### DATASET RECORDS
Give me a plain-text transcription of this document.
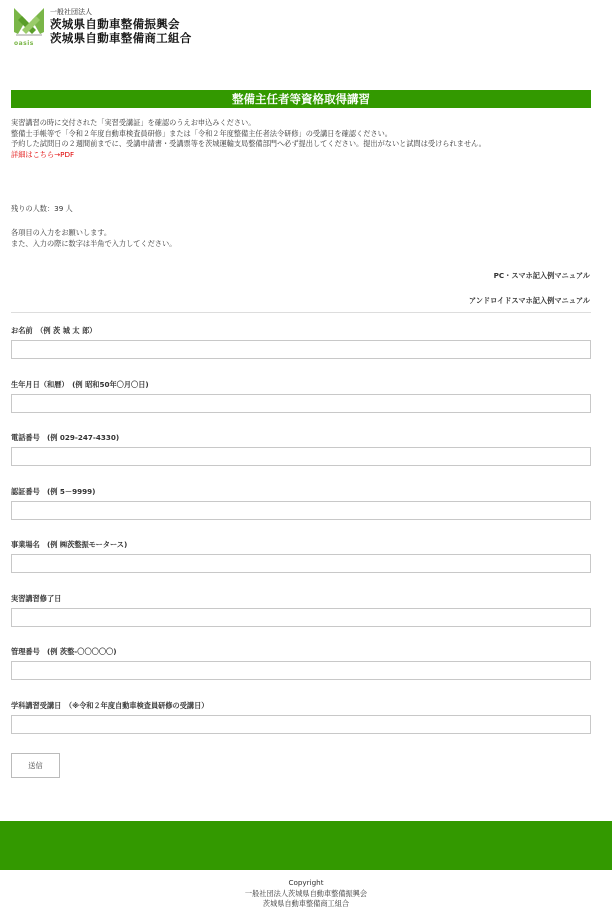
oasis
一般社団法人
茨城県自動車整備振興会
茨城県自動車整備商工組合
整備主任者等資格取得講習
実習講習の時に交付された「実習受講証」を確認のうえお申込みください。
整備士手帳等で「令和２年度自動車検査員研修」または「令和２年度整備主任者法令研修」の受講日を確認ください。
予約した試問日の２週間前までに、受講申請書・受講票等を茨城運輸支局整備部門へ必ず提出してください。提出がないと試問は受けられません。
詳細はこちら→PDF
残りの人数：39 人
各項目の入力をお願いします。
また、入力の際に数字は半角で入力してください。
PC・スマホ記入例マニュアル
アンドロイドスマホ記入例マニュアル
お名前　（例 茨 城 太 郎）
生年月日（和暦）　(例 昭和50年〇月〇日)
電話番号　(例 029-247-4330)
認証番号　(例 5－9999)
事業場名　(例 ㈱茨整振モータース)
実習講習修了日
管理番号　(例 茨整-〇〇〇〇〇)
学科講習受講日　（※令和２年度自動車検査員研修の受講日）
送信
Copyright
一般社団法人茨城県自動車整備振興会
茨城県自動車整備商工組合
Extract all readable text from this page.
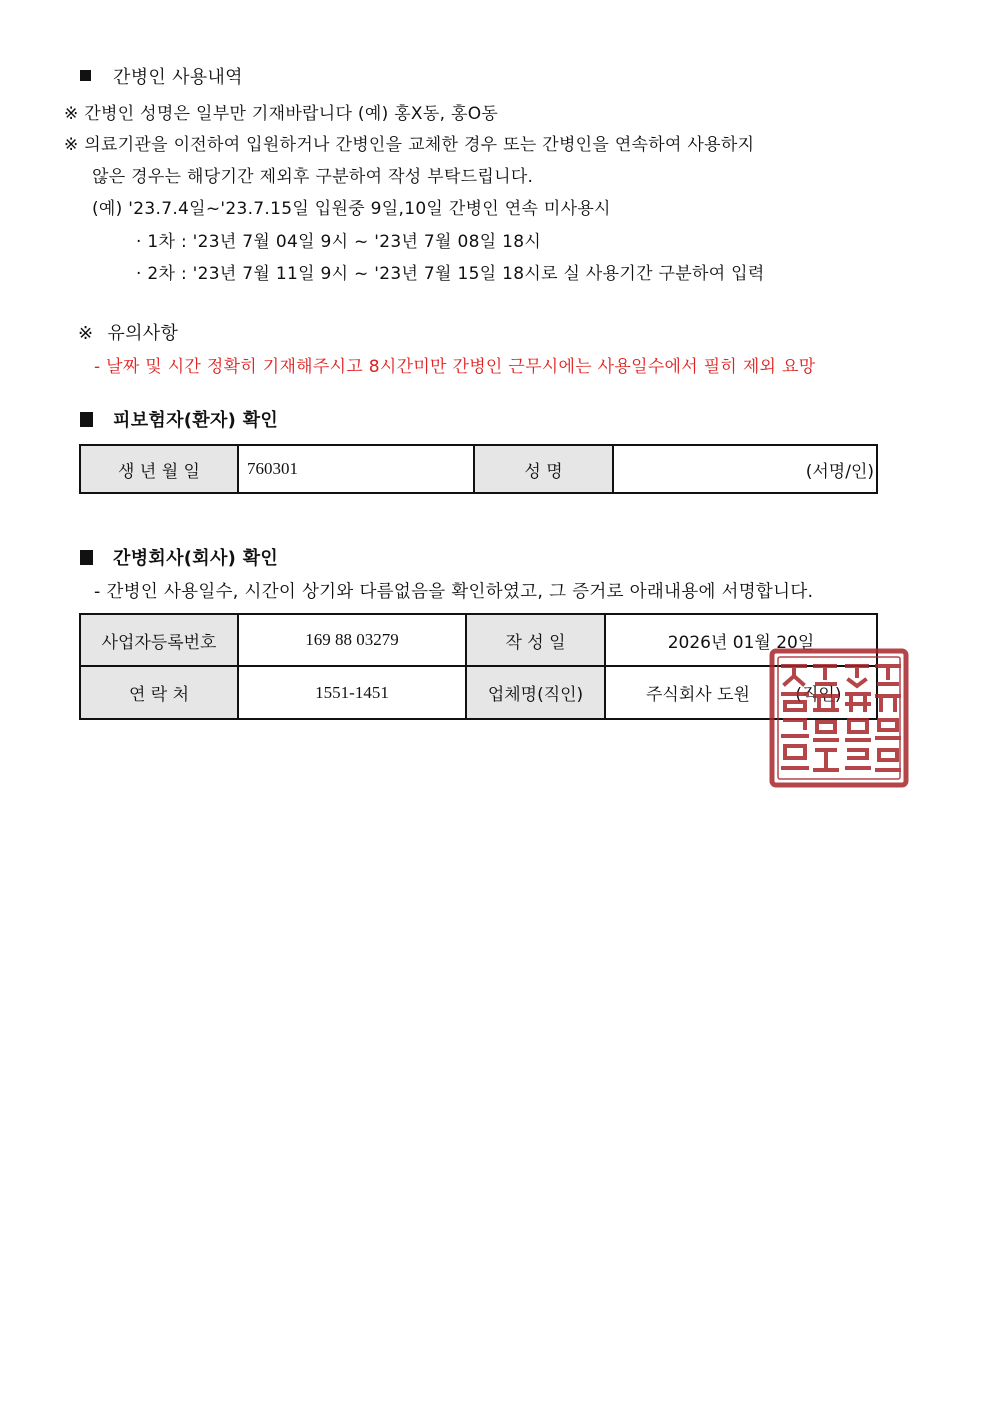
간병인 사용내역
※ 간병인 성명은 일부만 기재바랍니다 (예) 홍X동, 홍O동
※ 의료기관을 이전하여 입원하거나 간병인을 교체한 경우 또는 간병인을 연속하여 사용하지
않은 경우는 해당기간 제외후 구분하여 작성 부탁드립니다.
(예) '23.7.4일~'23.7.15일 입원중 9일,10일 간병인 연속 미사용시
· 1차 : '23년 7월 04일 9시 ~ '23년 7월 08일 18시
· 2차 : '23년 7월 11일 9시 ~ '23년 7월 15일 18시로 실 사용기간 구분하여 입력
※ 유의사항
- 날짜 및 시간 정확히 기재해주시고 8시간미만 간병인 근무시에는 사용일수에서 필히 제외 요망
피보험자(환자) 확인
생 년 월 일	760301	성 명	(서명/인)
간병회사(회사) 확인
- 간병인 사용일수, 시간이 상기와 다름없음을 확인하였고, 그 증거로 아래내용에 서명합니다.
사업자등록번호	169 88 03279	작 성 일	2026년 01월 20일
연 락 처	1551-1451	업체명(직인)	주식회사 도원 (직인)
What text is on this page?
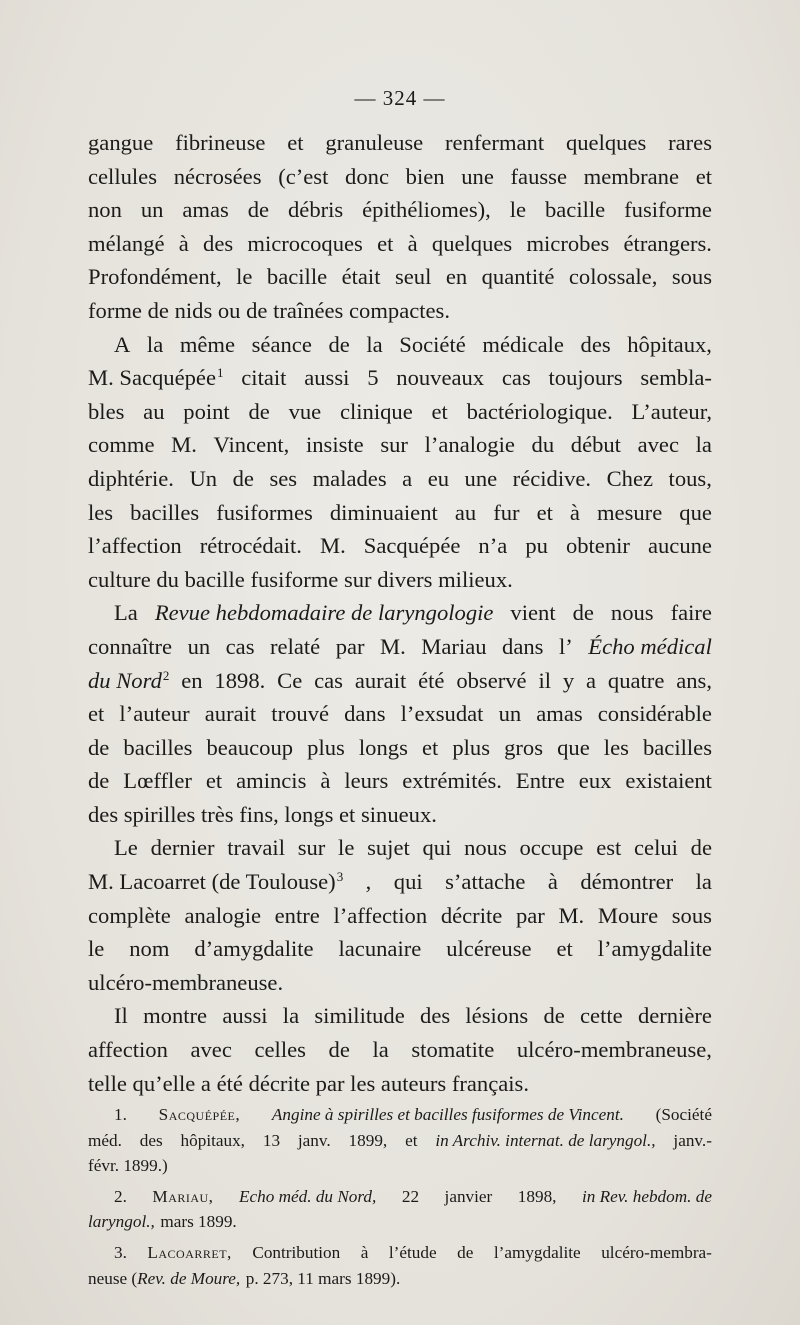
— 324 —
gangue fibrineuse et granuleuse renfermant quelques rares
cellules nécrosées (c’est donc bien une fausse membrane et
non un amas de débris épithéliomes), le bacille fusiforme
mélangé à des microcoques et à quelques microbes étrangers.
Profondément, le bacille était seul en quantité colossale, sous
forme de nids ou de traînées compactes.
A la même séance de la Société médicale des hôpitaux,
M. Sacquépée$^1$ citait aussi 5 nouveaux cas toujours sembla-
bles au point de vue clinique et bactériologique. L’auteur,
comme M. Vincent, insiste sur l’analogie du début avec la
diphtérie. Un de ses malades a eu une récidive. Chez tous,
les bacilles fusiformes diminuaient au fur et à mesure que
l’affection rétrocédait. M. Sacquépée n’a pu obtenir aucune
culture du bacille fusiforme sur divers milieux.
La Revue hebdomadaire de laryngologie vient de nous faire
connaître un cas relaté par M. Mariau dans l’ Écho médical
du Nord$^2$ en 1898. Ce cas aurait été observé il y a quatre ans,
et l’auteur aurait trouvé dans l’exsudat un amas considérable
de bacilles beaucoup plus longs et plus gros que les bacilles
de Lœffler et amincis à leurs extrémités. Entre eux existaient
des spirilles très fins, longs et sinueux.
Le dernier travail sur le sujet qui nous occupe est celui de
M. Lacoarret (de Toulouse)$^3$ , qui s’attache à démontrer la
complète analogie entre l’affection décrite par M. Moure sous
le nom d’amygdalite lacunaire ulcéreuse et l’amygdalite
ulcéro-membraneuse.
Il montre aussi la similitude des lésions de cette dernière
affection avec celles de la stomatite ulcéro-membraneuse,
telle qu’elle a été décrite par les auteurs français.
1. Sacquépée, Angine à spirilles et bacilles fusiformes de Vincent. (Société
méd. des hôpitaux, 13 janv. 1899, et in Archiv. internat. de laryngol., janv.-
févr. 1899.)
2. Mariau, Echo méd. du Nord, 22 janvier 1898, in Rev. hebdom. de
laryngol., mars 1899.
3. Lacoarret, Contribution à l’étude de l’amygdalite ulcéro-membra-
neuse (Rev. de Moure, p. 273, 11 mars 1899).
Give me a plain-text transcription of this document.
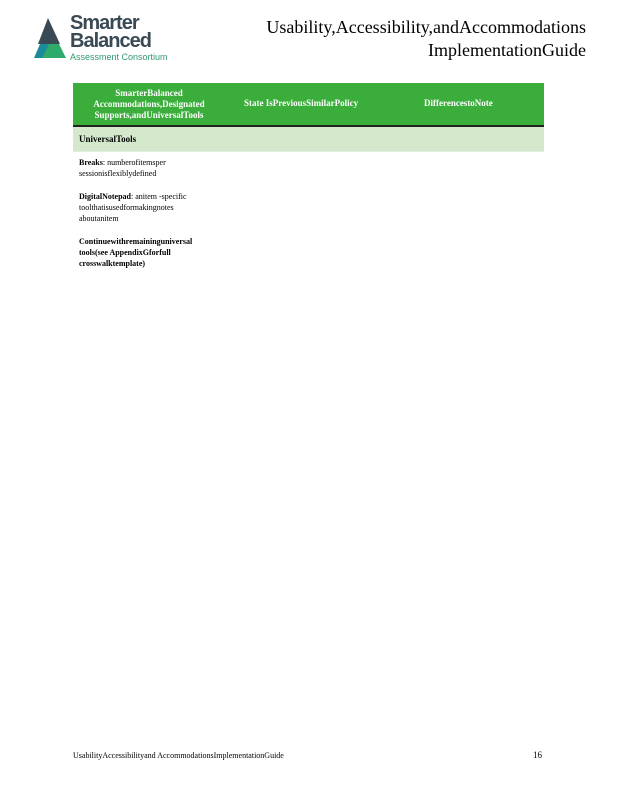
Smarter
Balanced
Assessment Consortium
Usability,Accessibility,andAccommodations
ImplementationGuide
SmarterBalanced
Accommodations,Designated
Supports,andUniversalTools
State IsPreviousSimilarPolicy	DifferencestoNote
UniversalTools
Breaks: numberofitemsper
sessionisflexiblydefined
DigitalNotepad: anitem -specific
toolthatisusedformakingnotes
aboutanitem
Continuewithremaininguniversal
tools(see AppendixGforfull
crosswalktemplate)
UsabilityAccessibilityand AccommodationsImplementationGuide	16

### GIVEN EXERCISE
Copy all the data exactly as written, but skip any picture.

### OUTPUT OF THE TASK
Give me a plain-text transcription of this document.
oasis
一般社団法人
茨城県自動車整備振興会
茨城県自動車整備商工組合
整備主任者等資格取得講習
実習講習の時に交付された「実習受講証」を確認のうえお申込みください。
整備士手帳等で「令和２年度自動車検査員研修」または「令和２年度整備主任者法令研修」の受講日を確認ください。
予約した試問日の２週間前までに、受講申請書・受講票等を茨城運輸支局整備部門へ必ず提出してください。提出がないと試問は受けられません。
詳細はこちら→PDF
残りの人数：39 人
各項目の入力をお願いします。
また、入力の際に数字は半角で入力してください。
PC・スマホ記入例マニュアル
アンドロイドスマホ記入例マニュアル
お名前　（例 茨 城 太 郎）
生年月日（和暦）　(例 昭和50年〇月〇日)
電話番号　(例 029-247-4330)
認証番号　(例 5－9999)
事業場名　(例 ㈱茨整振モータース)
実習講習修了日
管理番号　(例 茨整-〇〇〇〇〇)
学科講習受講日　（※令和２年度自動車検査員研修の受講日）
送信
Copyright
一般社団法人茨城県自動車整備振興会
茨城県自動車整備商工組合
Extract all readable text from this page.
간병인 사용내역
※ 간병인 성명은 일부만 기재바랍니다 (예) 홍X동, 홍O동
※ 의료기관을 이전하여 입원하거나 간병인을 교체한 경우 또는 간병인을 연속하여 사용하지
않은 경우는 해당기간 제외후 구분하여 작성 부탁드립니다.
(예) '23.7.4일~'23.7.15일 입원중 9일,10일 간병인 연속 미사용시
· 1차 : '23년 7월 04일 9시 ~ '23년 7월 08일 18시
· 2차 : '23년 7월 11일 9시 ~ '23년 7월 15일 18시로 실 사용기간 구분하여 입력
※ 유의사항
- 날짜 및 시간 정확히 기재해주시고 8시간미만 간병인 근무시에는 사용일수에서 필히 제외 요망
피보험자(환자) 확인
생 년 월 일	760301	성 명	(서명/인)
간병회사(회사) 확인
- 간병인 사용일수, 시간이 상기와 다름없음을 확인하였고, 그 증거로 아래내용에 서명합니다.
사업자등록번호	169 88 03279	작 성 일	2026년 01월 20일
연 락 처	1551-1451	업체명(직인)	주식회사 도원 (직인)
What text is on this page?
— 324 —
gangue fibrineuse et granuleuse renfermant quelques rares
cellules nécrosées (c’est donc bien une fausse membrane et
non un amas de débris épithéliomes), le bacille fusiforme
mélangé à des microcoques et à quelques microbes étrangers.
Profondément, le bacille était seul en quantité colossale, sous
forme de nids ou de traînées compactes.
A la même séance de la Société médicale des hôpitaux,
M. Sacquépée$^1$ citait aussi 5 nouveaux cas toujours sembla-
bles au point de vue clinique et bactériologique. L’auteur,
comme M. Vincent, insiste sur l’analogie du début avec la
diphtérie. Un de ses malades a eu une récidive. Chez tous,
les bacilles fusiformes diminuaient au fur et à mesure que
l’affection rétrocédait. M. Sacquépée n’a pu obtenir aucune
culture du bacille fusiforme sur divers milieux.
La Revue hebdomadaire de laryngologie vient de nous faire
connaître un cas relaté par M. Mariau dans l’ Écho médical
du Nord$^2$ en 1898. Ce cas aurait été observé il y a quatre ans,
et l’auteur aurait trouvé dans l’exsudat un amas considérable
de bacilles beaucoup plus longs et plus gros que les bacilles
de Lœffler et amincis à leurs extrémités. Entre eux existaient
des spirilles très fins, longs et sinueux.
Le dernier travail sur le sujet qui nous occupe est celui de
M. Lacoarret (de Toulouse)$^3$ , qui s’attache à démontrer la
complète analogie entre l’affection décrite par M. Moure sous
le nom d’amygdalite lacunaire ulcéreuse et l’amygdalite
ulcéro-membraneuse.
Il montre aussi la similitude des lésions de cette dernière
affection avec celles de la stomatite ulcéro-membraneuse,
telle qu’elle a été décrite par les auteurs français.
1. Sacquépée, Angine à spirilles et bacilles fusiformes de Vincent. (Société
méd. des hôpitaux, 13 janv. 1899, et in Archiv. internat. de laryngol., janv.-
févr. 1899.)
2. Mariau, Echo méd. du Nord, 22 janvier 1898, in Rev. hebdom. de
laryngol., mars 1899.
3. Lacoarret, Contribution à l’étude de l’amygdalite ulcéro-membra-
neuse (Rev. de Moure, p. 273, 11 mars 1899).
Give me a plain-text transcription of this document.
Smarter
Balanced
Assessment Consortium
Usability,Accessibility,andAccommodations
ImplementationGuide
SmarterBalanced
Accommodations,Designated
Supports,andUniversalTools
State IsPreviousSimilarPolicy	DifferencestoNote
UniversalTools
Breaks: numberofitemsper
sessionisflexiblydefined
DigitalNotepad: anitem -specific
toolthatisusedformakingnotes
aboutanitem
Continuewithremaininguniversal
tools(see AppendixGforfull
crosswalktemplate)
UsabilityAccessibilityand AccommodationsImplementationGuide	16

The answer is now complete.